[Excerpts from a transcription dataset]
********************

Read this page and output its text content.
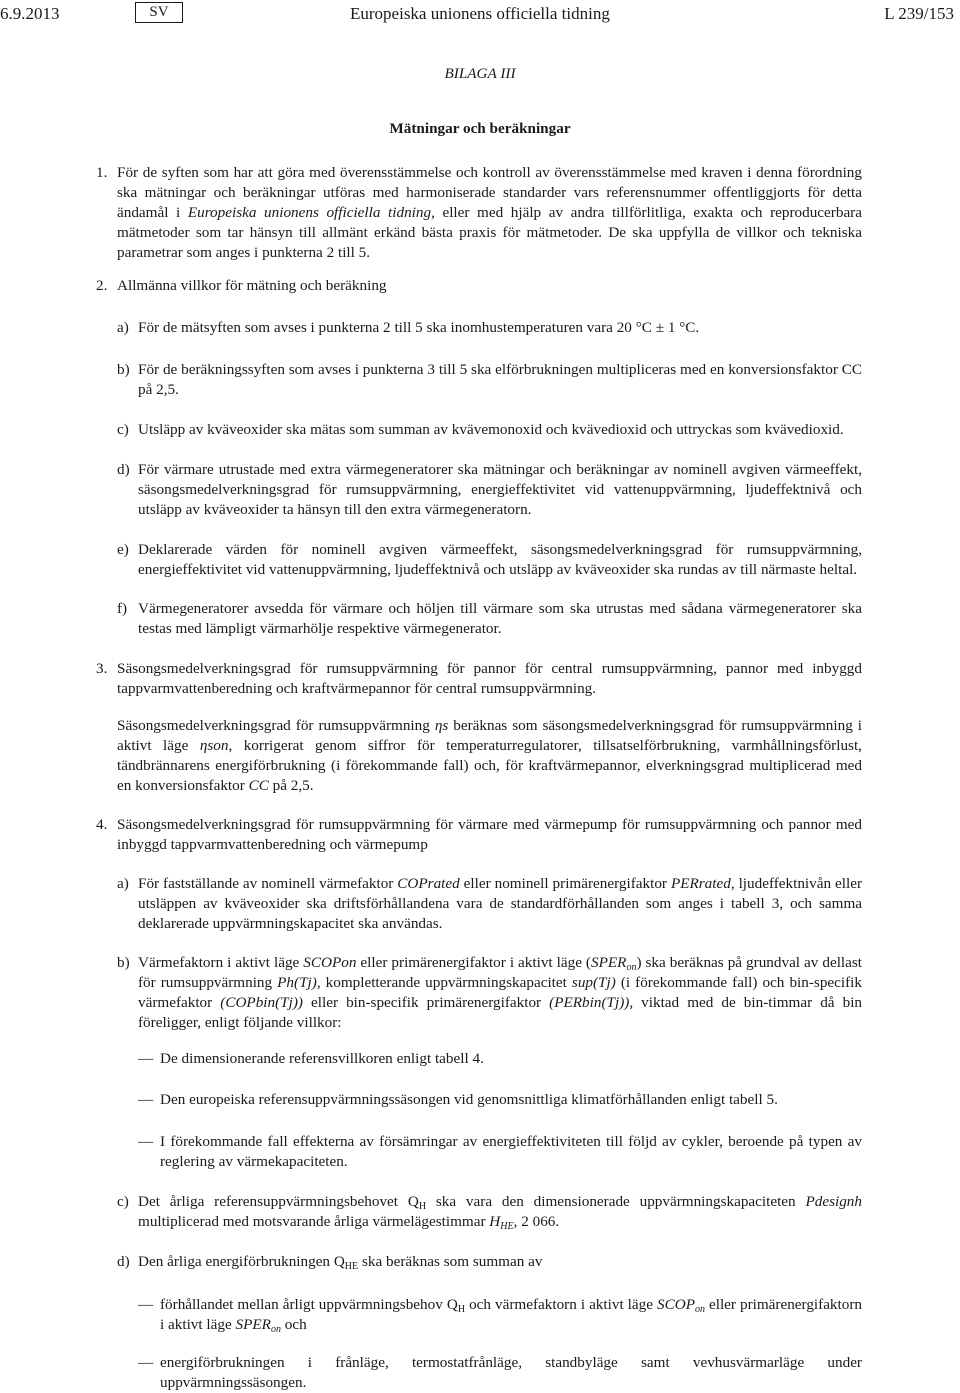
6.9.2013	SV	Europeiska unionens officiella tidning	L 239/153
BILAGA III
Mätningar och beräkningar
1. För de syften som har att göra med överensstämmelse och kontroll av överensstämmelse med kraven i denna förordning ska mätningar och beräkningar utföras med harmoniserade standarder vars referensnummer offentliggjorts för detta ändamål i Europeiska unionens officiella tidning, eller med hjälp av andra tillförlitliga, exakta och reproducerbara mätmetoder som tar hänsyn till allmänt erkänd bästa praxis för mätmetoder. De ska uppfylla de villkor och tekniska parametrar som anges i punkterna 2 till 5.
2. Allmänna villkor för mätning och beräkning
a) För de mätsyften som avses i punkterna 2 till 5 ska inomhustemperaturen vara 20 °C ± 1 °C.
b) För de beräkningssyften som avses i punkterna 3 till 5 ska elförbrukningen multipliceras med en konversionsfaktor CC på 2,5.
c) Utsläpp av kväveoxider ska mätas som summan av kvävemonoxid och kvävedioxid och uttryckas som kvävedioxid.
d) För värmare utrustade med extra värmegeneratorer ska mätningar och beräkningar av nominell avgiven värmeeffekt, säsongsmedelverkningsgrad för rumsuppvärmning, energieffektivitet vid vattenuppvärmning, ljudeffektnivå och utsläpp av kväveoxider ta hänsyn till den extra värmegeneratorn.
e) Deklarerade värden för nominell avgiven värmeeffekt, säsongsmedelverkningsgrad för rumsuppvärmning, energieffektivitet vid vattenuppvärmning, ljudeffektnivå och utsläpp av kväveoxider ska rundas av till närmaste heltal.
f) Värmegeneratorer avsedda för värmare och höljen till värmare som ska utrustas med sådana värmegeneratorer ska testas med lämpligt värmarhölje respektive värmegenerator.
3. Säsongsmedelverkningsgrad för rumsuppvärmning för pannor för central rumsuppvärmning, pannor med inbyggd tappvarmvattenberedning och kraftvärmepannor för central rumsuppvärmning.
Säsongsmedelverkningsgrad för rumsuppvärmning ηs beräknas som säsongsmedelverkningsgrad för rumsuppvärmning i aktivt läge ηson, korrigerat genom siffror för temperaturregulatorer, tillsatselförbrukning, varmhållningsförlust, tändbrännarens energiförbrukning (i förekommande fall) och, för kraftvärmepannor, elverkningsgrad multiplicerad med en konversionsfaktor CC på 2,5.
4. Säsongsmedelverkningsgrad för rumsuppvärmning för värmare med värmepump för rumsuppvärmning och pannor med inbyggd tappvarmvattenberedning och värmepump
a) För fastställande av nominell värmefaktor COPrated eller nominell primärenergifaktor PERrated, ljudeffektnivån eller utsläppen av kväveoxider ska driftsförhållandena vara de standardförhållanden som anges i tabell 3, och samma deklarerade uppvärmningskapacitet ska användas.
b) Värmefaktorn i aktivt läge SCOPon eller primärenergifaktor i aktivt läge $(SPER_{on})$ ska beräknas på grundval av dellast för rumsuppvärmning Ph(Tj), kompletterande uppvärmningskapacitet sup(Tj) (i förekommande fall) och bin-specifik värmefaktor (COPbin(Tj)) eller bin-specifik primärenergifaktor (PERbin(Tj)), viktad med de bin-timmar då bin föreligger, enligt följande villkor:
— De dimensionerande referensvillkoren enligt tabell 4.
— Den europeiska referensuppvärmningssäsongen vid genomsnittliga klimatförhållanden enligt tabell 5.
— I förekommande fall effekterna av försämringar av energieffektiviteten till följd av cykler, beroende på typen av reglering av värmekapaciteten.
c) Det årliga referensuppvärmningsbehovet $Q_H$ ska vara den dimensionerade uppvärmningskapaciteten Pdesignh multiplicerad med motsvarande årliga värmelägestimmar $H_{HE}$, 2 066.
d) Den årliga energiförbrukningen $Q_{HE}$ ska beräknas som summan av
— förhållandet mellan årligt uppvärmningsbehov $Q_H$ och värmefaktorn i aktivt läge $SCOP_{on}$ eller primärenergifaktorn i aktivt läge $SPER_{on}$ och
— energiförbrukningen i frånläge, termostatfrånläge, standbyläge samt vevhusvärmarläge under uppvärmningssäsongen.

********************

## Aim of the exercise
From the data, report how many lines hold "årliga", leaving out any other words.

## Response
2